# [PROBLEM]
In this exercise, reproduce all the entries that follow exactly.

# [AVAILABLE DATA]
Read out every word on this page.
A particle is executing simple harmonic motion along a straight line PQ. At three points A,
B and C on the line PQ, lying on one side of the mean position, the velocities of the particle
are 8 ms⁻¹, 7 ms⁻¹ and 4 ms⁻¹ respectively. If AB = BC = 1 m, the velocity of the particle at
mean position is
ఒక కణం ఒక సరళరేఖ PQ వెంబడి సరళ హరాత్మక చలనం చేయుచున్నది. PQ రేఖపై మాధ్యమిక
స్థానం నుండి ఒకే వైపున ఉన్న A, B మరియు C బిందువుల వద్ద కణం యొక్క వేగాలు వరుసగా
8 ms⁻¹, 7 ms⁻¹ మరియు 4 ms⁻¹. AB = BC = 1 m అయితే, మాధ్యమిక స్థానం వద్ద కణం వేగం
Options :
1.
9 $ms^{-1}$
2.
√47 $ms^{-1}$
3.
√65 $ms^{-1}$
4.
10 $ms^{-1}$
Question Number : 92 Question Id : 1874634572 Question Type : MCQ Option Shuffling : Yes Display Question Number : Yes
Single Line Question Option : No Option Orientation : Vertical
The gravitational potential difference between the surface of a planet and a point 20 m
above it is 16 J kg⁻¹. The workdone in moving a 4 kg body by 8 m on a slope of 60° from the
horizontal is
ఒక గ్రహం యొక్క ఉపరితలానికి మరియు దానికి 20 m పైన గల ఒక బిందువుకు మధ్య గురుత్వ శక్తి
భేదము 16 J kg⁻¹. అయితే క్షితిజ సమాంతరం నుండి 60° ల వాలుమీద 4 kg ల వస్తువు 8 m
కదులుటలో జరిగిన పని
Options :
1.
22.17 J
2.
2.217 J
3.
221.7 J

# [FINAL RESULT]
Read out every word on this page.
A particle is executing simple harmonic motion along a straight line PQ. At three points A,
B and C on the line PQ, lying on one side of the mean position, the velocities of the particle
are 8 ms⁻¹, 7 ms⁻¹ and 4 ms⁻¹ respectively. If AB = BC = 1 m, the velocity of the particle at
mean position is
ఒక కణం ఒక సరళరేఖ PQ వెంబడి సరళ హరాత్మక చలనం చేయుచున్నది. PQ రేఖపై మాధ్యమిక
స్థానం నుండి ఒకే వైపున ఉన్న A, B మరియు C బిందువుల వద్ద కణం యొక్క వేగాలు వరుసగా
8 ms⁻¹, 7 ms⁻¹ మరియు 4 ms⁻¹. AB = BC = 1 m అయితే, మాధ్యమిక స్థానం వద్ద కణం వేగం
Options :
1.
9 $ms^{-1}$
2.
√47 $ms^{-1}$
3.
√65 $ms^{-1}$
4.
10 $ms^{-1}$
Question Number : 92 Question Id : 1874634572 Question Type : MCQ Option Shuffling : Yes Display Question Number : Yes
Single Line Question Option : No Option Orientation : Vertical
The gravitational potential difference between the surface of a planet and a point 20 m
above it is 16 J kg⁻¹. The workdone in moving a 4 kg body by 8 m on a slope of 60° from the
horizontal is
ఒక గ్రహం యొక్క ఉపరితలానికి మరియు దానికి 20 m పైన గల ఒక బిందువుకు మధ్య గురుత్వ శక్తి
భేదము 16 J kg⁻¹. అయితే క్షితిజ సమాంతరం నుండి 60° ల వాలుమీద 4 kg ల వస్తువు 8 m
కదులుటలో జరిగిన పని
Options :
1.
22.17 J
2.
2.217 J
3.
221.7 J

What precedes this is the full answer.